::: Records shown :::

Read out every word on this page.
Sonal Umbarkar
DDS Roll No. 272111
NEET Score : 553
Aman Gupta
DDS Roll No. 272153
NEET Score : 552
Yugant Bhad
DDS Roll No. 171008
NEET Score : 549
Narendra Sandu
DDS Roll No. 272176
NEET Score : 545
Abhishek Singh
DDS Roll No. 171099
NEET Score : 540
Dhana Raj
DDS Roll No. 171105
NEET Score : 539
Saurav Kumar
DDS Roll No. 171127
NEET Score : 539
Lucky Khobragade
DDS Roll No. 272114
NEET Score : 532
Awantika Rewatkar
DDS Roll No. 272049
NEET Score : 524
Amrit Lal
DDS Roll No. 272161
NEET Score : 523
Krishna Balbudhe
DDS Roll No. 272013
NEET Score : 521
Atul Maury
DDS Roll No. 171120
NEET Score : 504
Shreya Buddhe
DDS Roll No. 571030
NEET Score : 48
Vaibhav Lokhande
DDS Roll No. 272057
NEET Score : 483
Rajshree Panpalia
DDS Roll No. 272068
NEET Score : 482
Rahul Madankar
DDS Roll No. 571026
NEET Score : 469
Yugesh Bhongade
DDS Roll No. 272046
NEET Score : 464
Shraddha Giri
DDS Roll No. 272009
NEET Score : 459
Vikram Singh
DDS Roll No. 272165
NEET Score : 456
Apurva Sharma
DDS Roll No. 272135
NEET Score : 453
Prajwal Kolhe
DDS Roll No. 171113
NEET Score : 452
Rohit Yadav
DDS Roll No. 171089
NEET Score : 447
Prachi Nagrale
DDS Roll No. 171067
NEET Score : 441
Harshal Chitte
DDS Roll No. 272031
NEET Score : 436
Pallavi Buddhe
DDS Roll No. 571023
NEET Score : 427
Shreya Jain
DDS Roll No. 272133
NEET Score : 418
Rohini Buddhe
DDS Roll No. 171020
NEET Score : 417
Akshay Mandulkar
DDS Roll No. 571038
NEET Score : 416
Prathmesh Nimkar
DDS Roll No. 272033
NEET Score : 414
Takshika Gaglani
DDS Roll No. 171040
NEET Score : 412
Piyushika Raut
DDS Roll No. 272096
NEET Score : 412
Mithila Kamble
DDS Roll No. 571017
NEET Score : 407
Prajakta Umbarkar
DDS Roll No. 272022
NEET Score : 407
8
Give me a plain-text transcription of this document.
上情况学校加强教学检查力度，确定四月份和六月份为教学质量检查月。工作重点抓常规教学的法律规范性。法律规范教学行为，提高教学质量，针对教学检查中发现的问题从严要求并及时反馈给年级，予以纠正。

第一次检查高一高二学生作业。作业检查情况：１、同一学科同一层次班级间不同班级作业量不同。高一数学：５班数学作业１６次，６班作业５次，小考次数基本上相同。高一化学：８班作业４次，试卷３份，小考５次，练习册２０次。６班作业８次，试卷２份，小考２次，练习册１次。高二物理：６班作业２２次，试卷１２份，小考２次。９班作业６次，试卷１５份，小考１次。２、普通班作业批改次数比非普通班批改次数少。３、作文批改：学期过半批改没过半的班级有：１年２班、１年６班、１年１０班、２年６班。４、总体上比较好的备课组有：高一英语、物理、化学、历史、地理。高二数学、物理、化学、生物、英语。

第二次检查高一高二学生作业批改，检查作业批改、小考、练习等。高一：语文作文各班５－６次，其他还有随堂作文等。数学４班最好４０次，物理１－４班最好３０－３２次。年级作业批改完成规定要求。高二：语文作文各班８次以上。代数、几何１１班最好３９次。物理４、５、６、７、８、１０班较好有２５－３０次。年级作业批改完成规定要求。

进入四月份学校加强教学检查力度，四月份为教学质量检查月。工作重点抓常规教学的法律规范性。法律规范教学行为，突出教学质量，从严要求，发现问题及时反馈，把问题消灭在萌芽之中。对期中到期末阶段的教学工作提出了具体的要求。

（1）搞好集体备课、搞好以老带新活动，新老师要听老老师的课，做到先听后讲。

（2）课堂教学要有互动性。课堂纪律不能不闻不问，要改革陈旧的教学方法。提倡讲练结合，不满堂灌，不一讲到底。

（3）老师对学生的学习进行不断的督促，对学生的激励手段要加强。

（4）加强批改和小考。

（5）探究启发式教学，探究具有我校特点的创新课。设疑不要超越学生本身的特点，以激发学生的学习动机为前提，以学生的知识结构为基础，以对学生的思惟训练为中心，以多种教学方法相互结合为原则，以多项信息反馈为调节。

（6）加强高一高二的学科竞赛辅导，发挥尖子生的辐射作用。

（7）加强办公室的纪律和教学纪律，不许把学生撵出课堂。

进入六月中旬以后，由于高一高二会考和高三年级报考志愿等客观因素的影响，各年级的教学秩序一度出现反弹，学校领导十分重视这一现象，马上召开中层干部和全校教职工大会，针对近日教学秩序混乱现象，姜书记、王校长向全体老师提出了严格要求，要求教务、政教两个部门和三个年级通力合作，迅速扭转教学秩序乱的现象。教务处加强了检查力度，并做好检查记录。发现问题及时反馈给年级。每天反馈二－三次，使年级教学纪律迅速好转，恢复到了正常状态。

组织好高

:::

> _Set exercise_
Go back to the listing above and please repeat it exactly.

> _Expected answer_
Read out every word on this page.
Sonal Umbarkar
DDS Roll No. 272111
NEET Score : 553
Aman Gupta
DDS Roll No. 272153
NEET Score : 552
Yugant Bhad
DDS Roll No. 171008
NEET Score : 549
Narendra Sandu
DDS Roll No. 272176
NEET Score : 545
Abhishek Singh
DDS Roll No. 171099
NEET Score : 540
Dhana Raj
DDS Roll No. 171105
NEET Score : 539
Saurav Kumar
DDS Roll No. 171127
NEET Score : 539
Lucky Khobragade
DDS Roll No. 272114
NEET Score : 532
Awantika Rewatkar
DDS Roll No. 272049
NEET Score : 524
Amrit Lal
DDS Roll No. 272161
NEET Score : 523
Krishna Balbudhe
DDS Roll No. 272013
NEET Score : 521
Atul Maury
DDS Roll No. 171120
NEET Score : 504
Shreya Buddhe
DDS Roll No. 571030
NEET Score : 48
Vaibhav Lokhande
DDS Roll No. 272057
NEET Score : 483
Rajshree Panpalia
DDS Roll No. 272068
NEET Score : 482
Rahul Madankar
DDS Roll No. 571026
NEET Score : 469
Yugesh Bhongade
DDS Roll No. 272046
NEET Score : 464
Shraddha Giri
DDS Roll No. 272009
NEET Score : 459
Vikram Singh
DDS Roll No. 272165
NEET Score : 456
Apurva Sharma
DDS Roll No. 272135
NEET Score : 453
Prajwal Kolhe
DDS Roll No. 171113
NEET Score : 452
Rohit Yadav
DDS Roll No. 171089
NEET Score : 447
Prachi Nagrale
DDS Roll No. 171067
NEET Score : 441
Harshal Chitte
DDS Roll No. 272031
NEET Score : 436
Pallavi Buddhe
DDS Roll No. 571023
NEET Score : 427
Shreya Jain
DDS Roll No. 272133
NEET Score : 418
Rohini Buddhe
DDS Roll No. 171020
NEET Score : 417
Akshay Mandulkar
DDS Roll No. 571038
NEET Score : 416
Prathmesh Nimkar
DDS Roll No. 272033
NEET Score : 414
Takshika Gaglani
DDS Roll No. 171040
NEET Score : 412
Piyushika Raut
DDS Roll No. 272096
NEET Score : 412
Mithila Kamble
DDS Roll No. 571017
NEET Score : 407
Prajakta Umbarkar
DDS Roll No. 272022
NEET Score : 407
8
Give me a plain-text transcription of this document.
上情况学校加强教学检查力度，确定四月份和六月份为教学质量检查月。工作重点抓常规教学的法律规范性。法律规范教学行为，提高教学质量，针对教学检查中发现的问题从严要求并及时反馈给年级，予以纠正。

第一次检查高一高二学生作业。作业检查情况：１、同一学科同一层次班级间不同班级作业量不同。高一数学：５班数学作业１６次，６班作业５次，小考次数基本上相同。高一化学：８班作业４次，试卷３份，小考５次，练习册２０次。６班作业８次，试卷２份，小考２次，练习册１次。高二物理：６班作业２２次，试卷１２份，小考２次。９班作业６次，试卷１５份，小考１次。２、普通班作业批改次数比非普通班批改次数少。３、作文批改：学期过半批改没过半的班级有：１年２班、１年６班、１年１０班、２年６班。４、总体上比较好的备课组有：高一英语、物理、化学、历史、地理。高二数学、物理、化学、生物、英语。

第二次检查高一高二学生作业批改，检查作业批改、小考、练习等。高一：语文作文各班５－６次，其他还有随堂作文等。数学４班最好４０次，物理１－４班最好３０－３２次。年级作业批改完成规定要求。高二：语文作文各班８次以上。代数、几何１１班最好３９次。物理４、５、６、７、８、１０班较好有２５－３０次。年级作业批改完成规定要求。

进入四月份学校加强教学检查力度，四月份为教学质量检查月。工作重点抓常规教学的法律规范性。法律规范教学行为，突出教学质量，从严要求，发现问题及时反馈，把问题消灭在萌芽之中。对期中到期末阶段的教学工作提出了具体的要求。

（1）搞好集体备课、搞好以老带新活动，新老师要听老老师的课，做到先听后讲。

（2）课堂教学要有互动性。课堂纪律不能不闻不问，要改革陈旧的教学方法。提倡讲练结合，不满堂灌，不一讲到底。

（3）老师对学生的学习进行不断的督促，对学生的激励手段要加强。

（4）加强批改和小考。

（5）探究启发式教学，探究具有我校特点的创新课。设疑不要超越学生本身的特点，以激发学生的学习动机为前提，以学生的知识结构为基础，以对学生的思惟训练为中心，以多种教学方法相互结合为原则，以多项信息反馈为调节。

（6）加强高一高二的学科竞赛辅导，发挥尖子生的辐射作用。

（7）加强办公室的纪律和教学纪律，不许把学生撵出课堂。

进入六月中旬以后，由于高一高二会考和高三年级报考志愿等客观因素的影响，各年级的教学秩序一度出现反弹，学校领导十分重视这一现象，马上召开中层干部和全校教职工大会，针对近日教学秩序混乱现象，姜书记、王校长向全体老师提出了严格要求，要求教务、政教两个部门和三个年级通力合作，迅速扭转教学秩序乱的现象。教务处加强了检查力度，并做好检查记录。发现问题及时反馈给年级。每天反馈二－三次，使年级教学纪律迅速好转，恢复到了正常状态。

组织好高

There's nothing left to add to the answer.